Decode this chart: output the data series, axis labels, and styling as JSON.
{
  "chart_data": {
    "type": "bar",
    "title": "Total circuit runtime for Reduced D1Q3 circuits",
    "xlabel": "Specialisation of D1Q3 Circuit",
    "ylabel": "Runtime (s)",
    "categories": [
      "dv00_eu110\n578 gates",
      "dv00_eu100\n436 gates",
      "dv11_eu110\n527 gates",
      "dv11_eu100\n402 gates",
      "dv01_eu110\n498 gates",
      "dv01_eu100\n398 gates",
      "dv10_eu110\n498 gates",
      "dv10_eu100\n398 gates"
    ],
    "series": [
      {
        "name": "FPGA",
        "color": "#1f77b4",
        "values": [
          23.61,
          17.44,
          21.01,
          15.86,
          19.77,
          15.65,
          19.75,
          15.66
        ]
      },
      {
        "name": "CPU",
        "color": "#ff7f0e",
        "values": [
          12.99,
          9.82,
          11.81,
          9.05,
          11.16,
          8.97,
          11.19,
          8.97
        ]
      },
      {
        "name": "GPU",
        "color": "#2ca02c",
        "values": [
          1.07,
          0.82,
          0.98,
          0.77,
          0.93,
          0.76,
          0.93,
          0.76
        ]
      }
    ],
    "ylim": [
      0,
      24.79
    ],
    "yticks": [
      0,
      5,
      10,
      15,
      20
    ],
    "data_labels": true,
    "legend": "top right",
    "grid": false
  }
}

####

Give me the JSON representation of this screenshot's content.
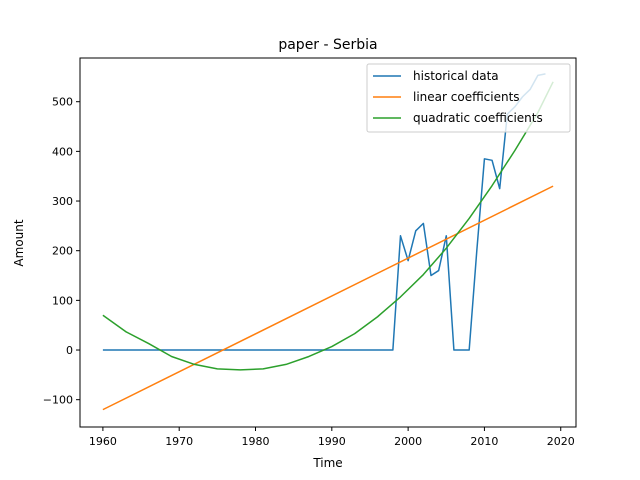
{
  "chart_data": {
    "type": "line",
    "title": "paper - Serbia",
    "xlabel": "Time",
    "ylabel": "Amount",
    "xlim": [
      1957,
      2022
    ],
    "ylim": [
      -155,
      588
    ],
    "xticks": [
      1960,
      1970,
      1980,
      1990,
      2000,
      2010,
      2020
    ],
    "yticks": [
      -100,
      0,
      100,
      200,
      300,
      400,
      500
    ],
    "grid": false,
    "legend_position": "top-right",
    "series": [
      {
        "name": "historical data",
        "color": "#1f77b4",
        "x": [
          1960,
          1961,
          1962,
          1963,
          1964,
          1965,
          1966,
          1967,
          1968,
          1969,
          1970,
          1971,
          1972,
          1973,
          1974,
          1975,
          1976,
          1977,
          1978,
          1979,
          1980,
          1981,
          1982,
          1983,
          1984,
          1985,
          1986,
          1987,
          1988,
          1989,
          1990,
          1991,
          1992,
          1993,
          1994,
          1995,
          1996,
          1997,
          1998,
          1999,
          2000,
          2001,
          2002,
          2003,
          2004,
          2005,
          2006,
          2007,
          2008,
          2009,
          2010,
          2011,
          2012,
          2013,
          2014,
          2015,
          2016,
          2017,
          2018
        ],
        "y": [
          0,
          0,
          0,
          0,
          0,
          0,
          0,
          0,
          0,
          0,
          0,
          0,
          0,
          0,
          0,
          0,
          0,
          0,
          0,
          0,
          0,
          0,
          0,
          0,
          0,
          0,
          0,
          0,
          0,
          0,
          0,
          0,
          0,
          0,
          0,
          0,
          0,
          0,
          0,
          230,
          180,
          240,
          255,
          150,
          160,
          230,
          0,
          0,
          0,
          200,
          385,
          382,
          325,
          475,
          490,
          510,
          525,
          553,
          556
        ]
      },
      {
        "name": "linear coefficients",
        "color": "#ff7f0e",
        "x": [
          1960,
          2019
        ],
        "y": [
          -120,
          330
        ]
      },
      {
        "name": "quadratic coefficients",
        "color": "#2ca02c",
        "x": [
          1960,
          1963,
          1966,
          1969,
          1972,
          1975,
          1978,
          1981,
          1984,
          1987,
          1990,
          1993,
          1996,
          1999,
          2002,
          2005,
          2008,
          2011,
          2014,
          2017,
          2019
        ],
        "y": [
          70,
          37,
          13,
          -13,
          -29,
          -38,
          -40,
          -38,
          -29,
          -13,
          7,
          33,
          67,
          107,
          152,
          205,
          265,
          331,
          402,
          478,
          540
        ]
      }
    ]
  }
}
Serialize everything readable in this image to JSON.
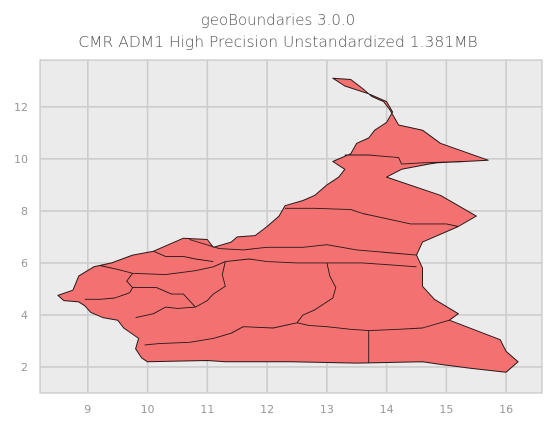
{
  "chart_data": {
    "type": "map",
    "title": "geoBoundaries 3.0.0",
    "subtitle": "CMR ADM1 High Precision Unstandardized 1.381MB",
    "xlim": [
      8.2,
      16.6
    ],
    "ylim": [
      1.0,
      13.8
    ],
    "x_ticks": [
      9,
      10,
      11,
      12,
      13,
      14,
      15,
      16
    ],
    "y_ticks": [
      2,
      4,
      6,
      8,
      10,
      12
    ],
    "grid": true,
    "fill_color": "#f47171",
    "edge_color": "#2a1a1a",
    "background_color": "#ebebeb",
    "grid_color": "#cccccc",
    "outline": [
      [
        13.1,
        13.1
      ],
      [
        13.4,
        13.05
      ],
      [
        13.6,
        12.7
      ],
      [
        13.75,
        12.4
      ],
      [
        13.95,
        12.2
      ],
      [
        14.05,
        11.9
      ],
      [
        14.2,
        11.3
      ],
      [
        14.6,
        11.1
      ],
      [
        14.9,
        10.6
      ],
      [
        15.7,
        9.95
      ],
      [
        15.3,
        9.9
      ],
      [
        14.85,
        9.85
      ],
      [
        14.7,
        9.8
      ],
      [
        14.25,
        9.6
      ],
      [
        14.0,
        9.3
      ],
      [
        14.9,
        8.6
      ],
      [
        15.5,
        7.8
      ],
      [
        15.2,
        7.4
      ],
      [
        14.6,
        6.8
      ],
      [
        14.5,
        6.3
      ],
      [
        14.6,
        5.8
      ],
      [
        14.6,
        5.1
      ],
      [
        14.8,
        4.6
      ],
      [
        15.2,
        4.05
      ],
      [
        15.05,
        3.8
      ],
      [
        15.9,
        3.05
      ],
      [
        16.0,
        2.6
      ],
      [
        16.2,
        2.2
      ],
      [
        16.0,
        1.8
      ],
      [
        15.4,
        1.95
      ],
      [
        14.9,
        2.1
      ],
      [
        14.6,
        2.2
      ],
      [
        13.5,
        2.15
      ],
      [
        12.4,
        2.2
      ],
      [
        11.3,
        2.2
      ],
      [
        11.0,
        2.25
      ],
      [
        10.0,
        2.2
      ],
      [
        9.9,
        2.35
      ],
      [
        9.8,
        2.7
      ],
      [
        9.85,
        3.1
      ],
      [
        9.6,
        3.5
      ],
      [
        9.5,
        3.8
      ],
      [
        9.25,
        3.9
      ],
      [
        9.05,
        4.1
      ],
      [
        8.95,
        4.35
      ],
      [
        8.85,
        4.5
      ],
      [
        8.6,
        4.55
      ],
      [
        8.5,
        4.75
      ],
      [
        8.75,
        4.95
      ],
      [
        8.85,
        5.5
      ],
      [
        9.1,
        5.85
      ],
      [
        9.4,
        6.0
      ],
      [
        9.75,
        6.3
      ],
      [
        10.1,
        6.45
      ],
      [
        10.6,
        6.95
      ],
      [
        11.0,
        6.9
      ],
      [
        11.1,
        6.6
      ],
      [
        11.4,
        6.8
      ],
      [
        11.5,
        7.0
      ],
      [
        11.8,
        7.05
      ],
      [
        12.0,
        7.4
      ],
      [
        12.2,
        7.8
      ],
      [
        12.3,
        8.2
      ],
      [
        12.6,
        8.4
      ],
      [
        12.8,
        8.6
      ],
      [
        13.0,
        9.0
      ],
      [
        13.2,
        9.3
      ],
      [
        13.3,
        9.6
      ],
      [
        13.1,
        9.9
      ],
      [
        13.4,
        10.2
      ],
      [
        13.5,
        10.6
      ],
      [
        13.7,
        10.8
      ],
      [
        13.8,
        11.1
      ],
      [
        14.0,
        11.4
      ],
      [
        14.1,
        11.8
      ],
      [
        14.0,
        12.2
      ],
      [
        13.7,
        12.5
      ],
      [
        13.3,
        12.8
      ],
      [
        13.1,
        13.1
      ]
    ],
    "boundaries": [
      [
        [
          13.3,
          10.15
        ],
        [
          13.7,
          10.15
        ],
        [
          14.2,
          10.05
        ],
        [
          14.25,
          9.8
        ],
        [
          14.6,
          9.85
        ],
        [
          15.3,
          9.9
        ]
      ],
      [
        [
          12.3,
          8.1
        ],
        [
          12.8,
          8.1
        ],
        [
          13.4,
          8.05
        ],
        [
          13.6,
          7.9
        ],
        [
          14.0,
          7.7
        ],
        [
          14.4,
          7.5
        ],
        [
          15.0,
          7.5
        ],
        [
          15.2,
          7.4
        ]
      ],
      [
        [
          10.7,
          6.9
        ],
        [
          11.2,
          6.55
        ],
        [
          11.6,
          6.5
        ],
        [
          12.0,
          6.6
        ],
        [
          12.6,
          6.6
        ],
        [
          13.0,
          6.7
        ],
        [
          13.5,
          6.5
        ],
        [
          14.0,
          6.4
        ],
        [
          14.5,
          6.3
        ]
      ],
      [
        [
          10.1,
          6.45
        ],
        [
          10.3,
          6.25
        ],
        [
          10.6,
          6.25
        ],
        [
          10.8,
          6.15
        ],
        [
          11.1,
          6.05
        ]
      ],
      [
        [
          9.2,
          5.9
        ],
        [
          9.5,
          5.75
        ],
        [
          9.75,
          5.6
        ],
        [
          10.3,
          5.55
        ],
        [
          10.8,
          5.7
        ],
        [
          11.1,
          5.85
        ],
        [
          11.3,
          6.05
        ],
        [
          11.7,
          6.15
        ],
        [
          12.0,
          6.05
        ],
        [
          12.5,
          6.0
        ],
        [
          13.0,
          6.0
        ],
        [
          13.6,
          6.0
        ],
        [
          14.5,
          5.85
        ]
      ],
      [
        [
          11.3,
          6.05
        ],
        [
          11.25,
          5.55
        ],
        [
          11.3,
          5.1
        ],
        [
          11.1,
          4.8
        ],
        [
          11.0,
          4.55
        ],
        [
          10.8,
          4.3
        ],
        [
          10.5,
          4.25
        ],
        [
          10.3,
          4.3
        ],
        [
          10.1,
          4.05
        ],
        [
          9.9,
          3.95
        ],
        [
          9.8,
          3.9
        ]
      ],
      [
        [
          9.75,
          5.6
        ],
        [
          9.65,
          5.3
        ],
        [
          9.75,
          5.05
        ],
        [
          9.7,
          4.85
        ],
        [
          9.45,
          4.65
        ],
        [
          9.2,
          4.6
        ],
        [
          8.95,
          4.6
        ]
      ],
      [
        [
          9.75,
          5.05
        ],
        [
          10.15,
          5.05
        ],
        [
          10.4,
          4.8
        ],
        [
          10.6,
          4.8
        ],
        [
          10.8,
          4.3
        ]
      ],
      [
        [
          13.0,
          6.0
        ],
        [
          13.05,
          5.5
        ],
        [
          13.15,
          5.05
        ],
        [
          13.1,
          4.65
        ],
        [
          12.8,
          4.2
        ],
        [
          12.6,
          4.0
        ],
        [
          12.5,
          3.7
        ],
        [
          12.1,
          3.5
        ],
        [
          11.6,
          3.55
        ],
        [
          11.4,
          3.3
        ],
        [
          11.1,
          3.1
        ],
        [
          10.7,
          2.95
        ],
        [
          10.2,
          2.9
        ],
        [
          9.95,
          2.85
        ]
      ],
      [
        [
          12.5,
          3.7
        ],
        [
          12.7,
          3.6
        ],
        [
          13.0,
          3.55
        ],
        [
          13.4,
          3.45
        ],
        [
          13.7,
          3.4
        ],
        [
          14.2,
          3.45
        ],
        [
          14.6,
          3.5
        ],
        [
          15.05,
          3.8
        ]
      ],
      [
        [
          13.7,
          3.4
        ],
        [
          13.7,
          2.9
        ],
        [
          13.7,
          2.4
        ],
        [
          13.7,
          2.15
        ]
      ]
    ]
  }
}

####

Exercise objective:
Filter out every line that lacks the word "right", and copy the rest.

Written response:
    "legend": "top right",
    "legend_position": "top-right",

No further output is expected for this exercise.